→ **Task statement**: Without the pictures, output the records below word for word.

-------- Given records

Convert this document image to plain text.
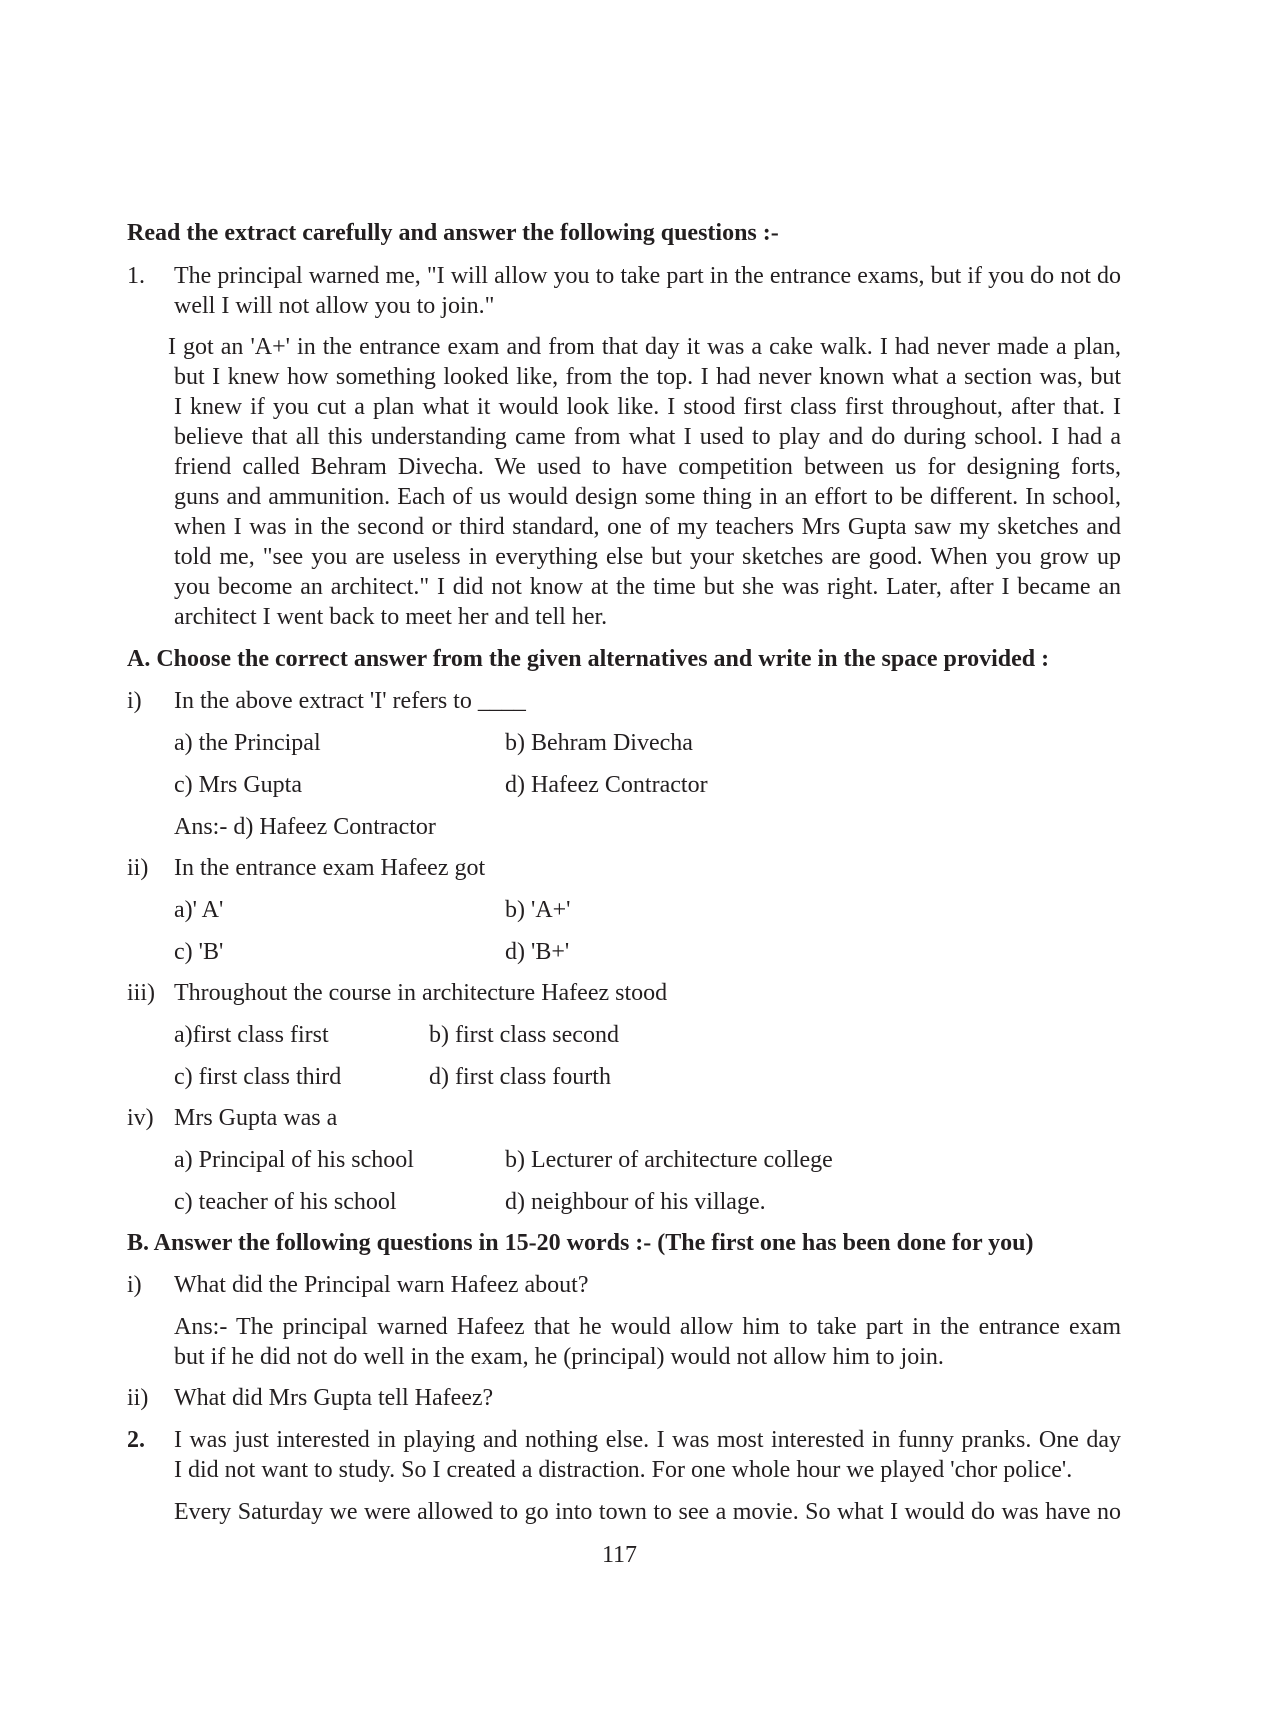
Read the extract carefully and answer the following questions :-
1. The principal warned me, "I will allow you to take part in the entrance exams, but if you do not do well I will not allow you to join."
I got an 'A+' in the entrance exam and from that day it was a cake walk. I had never made a plan,
but I knew how something looked like, from the top. I had never known what a section was, but
I knew if you cut a plan what it would look like. I stood first class first throughout, after that. I
believe that all this understanding came from what I used to play and do during school. I had a
friend called Behram Divecha. We used to have competition between us for designing forts,
guns and ammunition. Each of us would design some thing in an effort to be different. In school,
when I was in the second or third standard, one of my teachers Mrs Gupta saw my sketches and
told me, "see you are useless in everything else but your sketches are good. When you grow up
you become an architect." I did not know at the time but she was right. Later, after I became an
architect I went back to meet her and tell her.
A. Choose the correct answer from the given alternatives and write in the space provided :
i) In the above extract 'I' refers to ____
a) the Principal	b) Behram Divecha
c) Mrs Gupta	d) Hafeez Contractor
Ans:- d) Hafeez Contractor
ii) In the entrance exam Hafeez got
a)' A'	b) 'A+'
c) 'B'	d) 'B+'
iii) Throughout the course in architecture Hafeez stood
a)first class first	b) first class second
c) first class third	d) first class fourth
iv) Mrs Gupta was a
a) Principal of his school	b) Lecturer of architecture college
c) teacher of his school	d) neighbour of his village.
B. Answer the following questions in 15-20 words :- (The first one has been done for you)
i) What did the Principal warn Hafeez about?
Ans:- The principal warned Hafeez that he would allow him to take part in the entrance exam
but if he did not do well in the exam, he (principal) would not allow him to join.
ii) What did Mrs Gupta tell Hafeez?
2. I was just interested in playing and nothing else. I was most interested in funny pranks. One day
I did not want to study. So I created a distraction. For one whole hour we played 'chor police'.
Every Saturday we were allowed to go into town to see a movie. So what I would do was have no
117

----------------

→ **Correct answer**:
Convert this document image to plain text.
Read the extract carefully and answer the following questions :-
1. The principal warned me, "I will allow you to take part in the entrance exams, but if you do not do well I will not allow you to join."
I got an 'A+' in the entrance exam and from that day it was a cake walk. I had never made a plan,
but I knew how something looked like, from the top. I had never known what a section was, but
I knew if you cut a plan what it would look like. I stood first class first throughout, after that. I
believe that all this understanding came from what I used to play and do during school. I had a
friend called Behram Divecha. We used to have competition between us for designing forts,
guns and ammunition. Each of us would design some thing in an effort to be different. In school,
when I was in the second or third standard, one of my teachers Mrs Gupta saw my sketches and
told me, "see you are useless in everything else but your sketches are good. When you grow up
you become an architect." I did not know at the time but she was right. Later, after I became an
architect I went back to meet her and tell her.
A. Choose the correct answer from the given alternatives and write in the space provided :
i) In the above extract 'I' refers to ____
a) the Principal	b) Behram Divecha
c) Mrs Gupta	d) Hafeez Contractor
Ans:- d) Hafeez Contractor
ii) In the entrance exam Hafeez got
a)' A'	b) 'A+'
c) 'B'	d) 'B+'
iii) Throughout the course in architecture Hafeez stood
a)first class first	b) first class second
c) first class third	d) first class fourth
iv) Mrs Gupta was a
a) Principal of his school	b) Lecturer of architecture college
c) teacher of his school	d) neighbour of his village.
B. Answer the following questions in 15-20 words :- (The first one has been done for you)
i) What did the Principal warn Hafeez about?
Ans:- The principal warned Hafeez that he would allow him to take part in the entrance exam
but if he did not do well in the exam, he (principal) would not allow him to join.
ii) What did Mrs Gupta tell Hafeez?
2. I was just interested in playing and nothing else. I was most interested in funny pranks. One day
I did not want to study. So I created a distraction. For one whole hour we played 'chor police'.
Every Saturday we were allowed to go into town to see a movie. So what I would do was have no
117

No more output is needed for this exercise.